*Requirement*. Determine how many lines of the data below contain "level", then give only that number.

*Extracted records*.
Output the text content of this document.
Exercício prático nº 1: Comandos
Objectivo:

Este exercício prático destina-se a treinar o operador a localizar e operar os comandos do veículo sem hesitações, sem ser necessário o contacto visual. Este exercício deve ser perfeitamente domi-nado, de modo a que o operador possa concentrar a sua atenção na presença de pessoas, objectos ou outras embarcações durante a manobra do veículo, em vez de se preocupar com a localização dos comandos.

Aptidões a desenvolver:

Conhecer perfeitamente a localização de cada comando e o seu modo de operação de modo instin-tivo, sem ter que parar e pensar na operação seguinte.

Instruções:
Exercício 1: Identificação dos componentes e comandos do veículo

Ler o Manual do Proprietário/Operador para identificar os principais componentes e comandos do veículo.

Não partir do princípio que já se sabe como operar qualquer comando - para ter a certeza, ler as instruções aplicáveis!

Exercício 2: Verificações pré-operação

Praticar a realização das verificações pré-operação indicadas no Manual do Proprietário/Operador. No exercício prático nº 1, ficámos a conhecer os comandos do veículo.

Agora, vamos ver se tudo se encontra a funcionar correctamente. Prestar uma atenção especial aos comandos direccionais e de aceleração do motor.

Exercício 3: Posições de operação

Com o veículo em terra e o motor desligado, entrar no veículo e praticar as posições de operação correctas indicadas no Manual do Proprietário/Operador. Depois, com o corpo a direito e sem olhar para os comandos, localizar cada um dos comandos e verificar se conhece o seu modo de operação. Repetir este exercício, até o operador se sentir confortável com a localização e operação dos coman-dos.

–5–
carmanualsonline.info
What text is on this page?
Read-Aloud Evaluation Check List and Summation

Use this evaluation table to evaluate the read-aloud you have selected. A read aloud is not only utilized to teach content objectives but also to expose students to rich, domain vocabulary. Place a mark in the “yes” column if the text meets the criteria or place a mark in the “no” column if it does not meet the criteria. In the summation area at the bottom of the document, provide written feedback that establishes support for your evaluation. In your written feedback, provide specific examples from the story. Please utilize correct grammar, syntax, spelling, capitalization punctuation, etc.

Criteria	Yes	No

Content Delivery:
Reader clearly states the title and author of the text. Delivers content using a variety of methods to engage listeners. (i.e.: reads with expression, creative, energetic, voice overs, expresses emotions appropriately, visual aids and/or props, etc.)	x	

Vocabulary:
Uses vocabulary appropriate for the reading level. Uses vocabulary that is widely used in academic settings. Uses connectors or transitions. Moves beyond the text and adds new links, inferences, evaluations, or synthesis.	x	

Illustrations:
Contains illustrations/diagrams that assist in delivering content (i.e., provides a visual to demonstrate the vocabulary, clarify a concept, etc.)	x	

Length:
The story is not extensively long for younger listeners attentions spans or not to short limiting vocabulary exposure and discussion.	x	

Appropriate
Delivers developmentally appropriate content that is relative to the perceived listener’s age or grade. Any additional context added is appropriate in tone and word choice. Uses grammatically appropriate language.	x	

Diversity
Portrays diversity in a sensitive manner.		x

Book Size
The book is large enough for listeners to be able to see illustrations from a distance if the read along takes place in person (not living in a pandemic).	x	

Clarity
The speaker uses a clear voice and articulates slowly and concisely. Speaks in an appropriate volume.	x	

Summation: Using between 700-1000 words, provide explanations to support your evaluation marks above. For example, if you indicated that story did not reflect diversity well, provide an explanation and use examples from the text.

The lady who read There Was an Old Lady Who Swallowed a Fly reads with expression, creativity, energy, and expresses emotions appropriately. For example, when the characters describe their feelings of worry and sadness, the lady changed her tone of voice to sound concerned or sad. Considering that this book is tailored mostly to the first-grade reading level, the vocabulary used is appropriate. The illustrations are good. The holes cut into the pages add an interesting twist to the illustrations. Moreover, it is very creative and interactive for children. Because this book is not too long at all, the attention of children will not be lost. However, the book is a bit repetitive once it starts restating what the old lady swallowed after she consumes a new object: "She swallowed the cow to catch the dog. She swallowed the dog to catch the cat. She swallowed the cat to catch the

*Solution to this exercise*. 2